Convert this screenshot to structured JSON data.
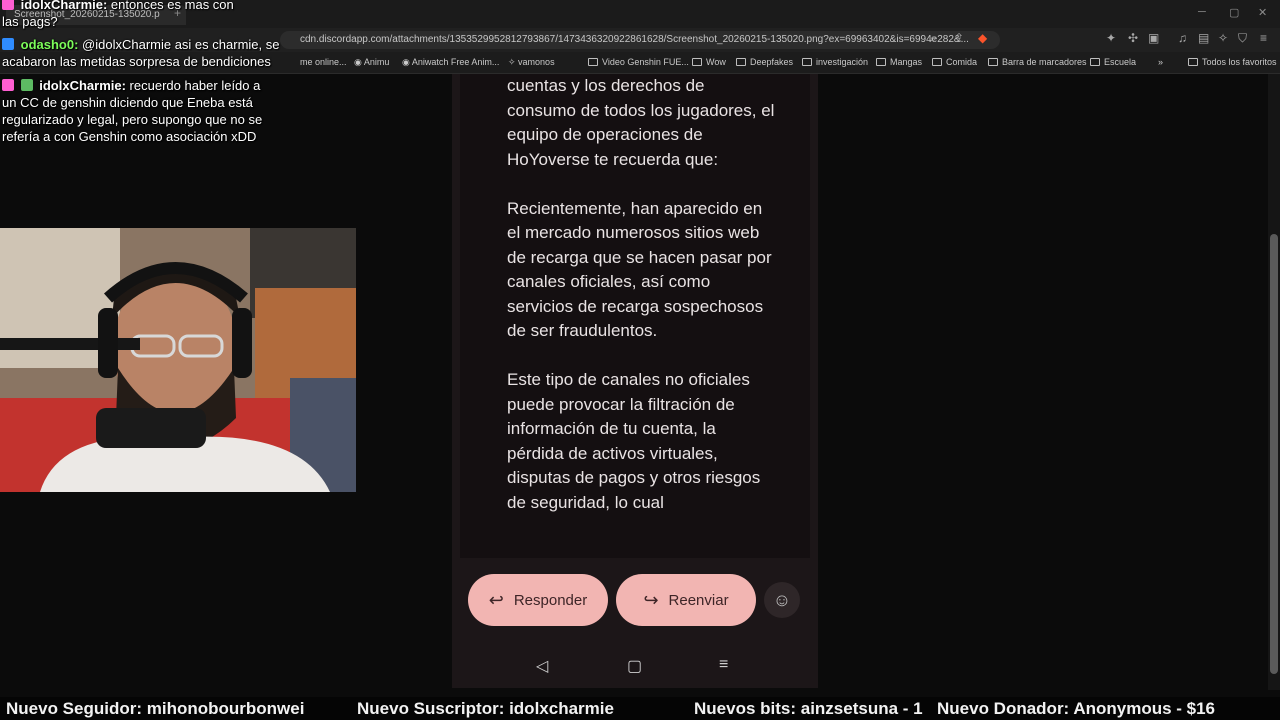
{
  "browser": {
    "tab_title": "Screenshot_20260215-135020.p",
    "url": "cdn.discordapp.com/attachments/1353529952812793867/1473436320922861628/Screenshot_20260215-135020.png?ex=69963402&is=6994e282&...",
    "bookmarks": [
      "me online...",
      "Animu",
      "Aniwatch Free Anim...",
      "vamonos",
      "Video Genshin FUE...",
      "Wow",
      "Deepfakes",
      "investigación",
      "Mangas",
      "Comida",
      "Barra de marcadores",
      "Escuela",
      "Todos los favoritos"
    ]
  },
  "chat": {
    "messages": [
      {
        "user": "idolxCharmie:",
        "text": " entonces es mas con"
      },
      {
        "user": "",
        "text": "las pags?"
      },
      {
        "user": "odasho0:",
        "text": " @idolxCharmie asi es charmie, se"
      },
      {
        "user": "",
        "text": "acabaron las metidas sorpresa de bendiciones"
      },
      {
        "user": "idolxCharmie:",
        "text": " recuerdo haber leído a"
      },
      {
        "user": "",
        "text": "un CC de genshin diciendo que Eneba está"
      },
      {
        "user": "",
        "text": "regularizado y legal, pero supongo que no se"
      },
      {
        "user": "",
        "text": "refería a con Genshin como asociación xDD"
      }
    ]
  },
  "phone": {
    "paragraphs": [
      "cuentas y los derechos de consumo de todos los jugadores, el equipo de operaciones de HoYoverse te recuerda que:",
      "Recientemente, han aparecido en el mercado numerosos sitios web de recarga que se hacen pasar por canales oficiales, así como servicios de recarga sospechosos de ser fraudulentos.",
      "Este tipo de canales no oficiales puede provocar la filtración de información de tu cuenta, la pérdida de activos virtuales, disputas de pagos y otros riesgos de seguridad, lo cual"
    ],
    "reply_label": "Responder",
    "forward_label": "Reenviar"
  },
  "ticker": {
    "follower": "Nuevo Seguidor: mihonobourbonwei",
    "subscriber": "Nuevo Suscriptor: idolxcharmie",
    "bits": "Nuevos bits: ainzsetsuna - 1",
    "donor": "Nuevo Donador: Anonymous - $16"
  },
  "colors": {
    "button_bg": "#f2b5b2",
    "username_green": "#7cfc5a",
    "chat_badge_pink": "#ff5fd2"
  }
}
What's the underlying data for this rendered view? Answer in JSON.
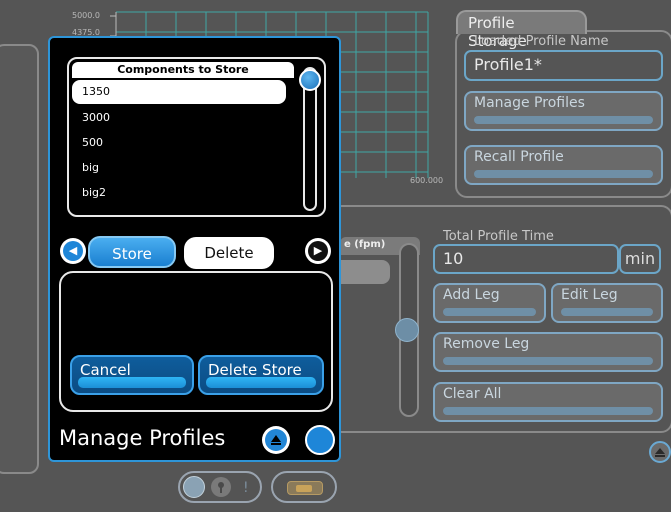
{
  "chart": {
    "y_ticks": [
      "5000.0",
      "4375.0"
    ],
    "x_tick": "600.000"
  },
  "profile_storage": {
    "title": "Profile Storage",
    "loaded_label": "Loaded Profile Name",
    "loaded_value": "Profile1*",
    "manage_label": "Manage Profiles",
    "recall_label": "Recall Profile"
  },
  "profile_legs": {
    "speed_label_partial": "e (fpm)",
    "total_time_label": "Total Profile Time",
    "total_time_value": "10",
    "total_time_unit": "min",
    "add_leg": "Add Leg",
    "edit_leg": "Edit Leg",
    "remove_leg": "Remove Leg",
    "clear_all": "Clear All"
  },
  "modal": {
    "list_header": "Components to Store",
    "items": [
      {
        "label": "1350",
        "selected": true
      },
      {
        "label": "3000",
        "selected": false
      },
      {
        "label": "500",
        "selected": false
      },
      {
        "label": "big",
        "selected": false
      },
      {
        "label": "big2",
        "selected": false
      }
    ],
    "tab_store": "Store",
    "tab_delete": "Delete",
    "cancel": "Cancel",
    "delete_store": "Delete Store",
    "title": "Manage Profiles"
  },
  "icons": {
    "prev": "chevron-left-icon",
    "next": "chevron-right-icon",
    "collapse": "collapse-up-icon"
  },
  "colors": {
    "accent": "#1e86d8",
    "modal_border": "#2e95d8",
    "background": "#555555"
  }
}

• **Objective**: Copy all the entries word for word. Omit any pictures.

• **Task solution**:
Convert this screenshot to structured JSON data.
{
  "browser": {
    "tab_title": "Screenshot_20260215-135020.p",
    "url": "cdn.discordapp.com/attachments/1353529952812793867/1473436320922861628/Screenshot_20260215-135020.png?ex=69963402&is=6994e282&...",
    "bookmarks": [
      "me online...",
      "Animu",
      "Aniwatch Free Anim...",
      "vamonos",
      "Video Genshin FUE...",
      "Wow",
      "Deepfakes",
      "investigación",
      "Mangas",
      "Comida",
      "Barra de marcadores",
      "Escuela",
      "Todos los favoritos"
    ]
  },
  "chat": {
    "messages": [
      {
        "user": "idolxCharmie:",
        "text": " entonces es mas con"
      },
      {
        "user": "",
        "text": "las pags?"
      },
      {
        "user": "odasho0:",
        "text": " @idolxCharmie asi es charmie, se"
      },
      {
        "user": "",
        "text": "acabaron las metidas sorpresa de bendiciones"
      },
      {
        "user": "idolxCharmie:",
        "text": " recuerdo haber leído a"
      },
      {
        "user": "",
        "text": "un CC de genshin diciendo que Eneba está"
      },
      {
        "user": "",
        "text": "regularizado y legal, pero supongo que no se"
      },
      {
        "user": "",
        "text": "refería a con Genshin como asociación xDD"
      }
    ]
  },
  "phone": {
    "paragraphs": [
      "cuentas y los derechos de consumo de todos los jugadores, el equipo de operaciones de HoYoverse te recuerda que:",
      "Recientemente, han aparecido en el mercado numerosos sitios web de recarga que se hacen pasar por canales oficiales, así como servicios de recarga sospechosos de ser fraudulentos.",
      "Este tipo de canales no oficiales puede provocar la filtración de información de tu cuenta, la pérdida de activos virtuales, disputas de pagos y otros riesgos de seguridad, lo cual"
    ],
    "reply_label": "Responder",
    "forward_label": "Reenviar"
  },
  "ticker": {
    "follower": "Nuevo Seguidor: mihonobourbonwei",
    "subscriber": "Nuevo Suscriptor: idolxcharmie",
    "bits": "Nuevos bits: ainzsetsuna - 1",
    "donor": "Nuevo Donador: Anonymous - $16"
  },
  "colors": {
    "button_bg": "#f2b5b2",
    "username_green": "#7cfc5a",
    "chat_badge_pink": "#ff5fd2"
  }
}
What's the underlying data for this rendered view? Answer in JSON.
{
  "chart": {
    "y_ticks": [
      "5000.0",
      "4375.0"
    ],
    "x_tick": "600.000"
  },
  "profile_storage": {
    "title": "Profile Storage",
    "loaded_label": "Loaded Profile Name",
    "loaded_value": "Profile1*",
    "manage_label": "Manage Profiles",
    "recall_label": "Recall Profile"
  },
  "profile_legs": {
    "speed_label_partial": "e (fpm)",
    "total_time_label": "Total Profile Time",
    "total_time_value": "10",
    "total_time_unit": "min",
    "add_leg": "Add Leg",
    "edit_leg": "Edit Leg",
    "remove_leg": "Remove Leg",
    "clear_all": "Clear All"
  },
  "modal": {
    "list_header": "Components to Store",
    "items": [
      {
        "label": "1350",
        "selected": true
      },
      {
        "label": "3000",
        "selected": false
      },
      {
        "label": "500",
        "selected": false
      },
      {
        "label": "big",
        "selected": false
      },
      {
        "label": "big2",
        "selected": false
      }
    ],
    "tab_store": "Store",
    "tab_delete": "Delete",
    "cancel": "Cancel",
    "delete_store": "Delete Store",
    "title": "Manage Profiles"
  },
  "icons": {
    "prev": "chevron-left-icon",
    "next": "chevron-right-icon",
    "collapse": "collapse-up-icon"
  },
  "colors": {
    "accent": "#1e86d8",
    "modal_border": "#2e95d8",
    "background": "#555555"
  }
}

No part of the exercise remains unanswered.